--- START OF RECORDS FOR THIS EXERCISE ---
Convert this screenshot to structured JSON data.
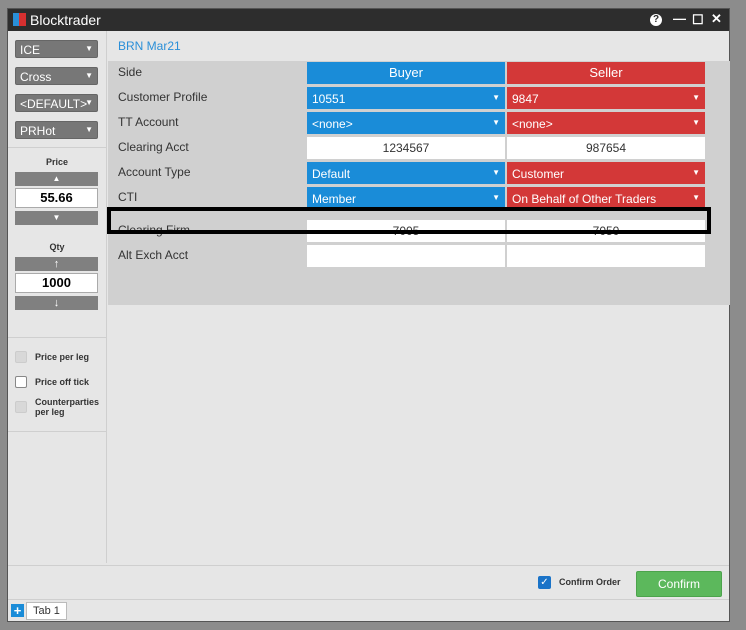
{
  "app": {
    "title": "Blocktrader",
    "help": "?"
  },
  "sidebar": {
    "dropdowns": [
      "ICE",
      "Cross",
      "<DEFAULT>",
      "PRHot"
    ],
    "price": {
      "label": "Price",
      "value": "55.66"
    },
    "qty": {
      "label": "Qty",
      "value": "1000"
    },
    "checkboxes": [
      {
        "label": "Price per leg",
        "checked": false,
        "enabled": false
      },
      {
        "label": "Price off tick",
        "checked": false,
        "enabled": true
      },
      {
        "label": "Counterparties per leg",
        "checked": false,
        "enabled": false
      }
    ]
  },
  "main": {
    "instrument": "BRN Mar21",
    "rows": [
      {
        "label": "Side",
        "buyer": "Buyer",
        "seller": "Seller"
      },
      {
        "label": "Customer Profile",
        "buyer": "10551",
        "seller": "9847"
      },
      {
        "label": "TT Account",
        "buyer": "<none>",
        "seller": "<none>"
      },
      {
        "label": "Clearing Acct",
        "buyer": "1234567",
        "seller": "987654"
      },
      {
        "label": "Account Type",
        "buyer": "Default",
        "seller": "Customer"
      },
      {
        "label": "CTI",
        "buyer": "Member",
        "seller": "On Behalf of Other Traders"
      },
      {
        "label": "Clearing Firm",
        "buyer": "7005",
        "seller": "7050"
      },
      {
        "label": "Alt Exch Acct",
        "buyer": "",
        "seller": ""
      }
    ]
  },
  "footer": {
    "confirm_order_label": "Confirm Order",
    "confirm_order_checked": true,
    "confirm_button": "Confirm",
    "tab_label": "Tab 1"
  },
  "colors": {
    "buyer": "#1a8cd8",
    "seller": "#d33838",
    "confirm": "#5cb85c"
  }
}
--- END OF RECORDS FOR THIS EXERCISE ---
The answer is the number of lines in the preceding material that hold "Clearing"; write that number and nothing else.

-- SOLVED EXERCISE --
2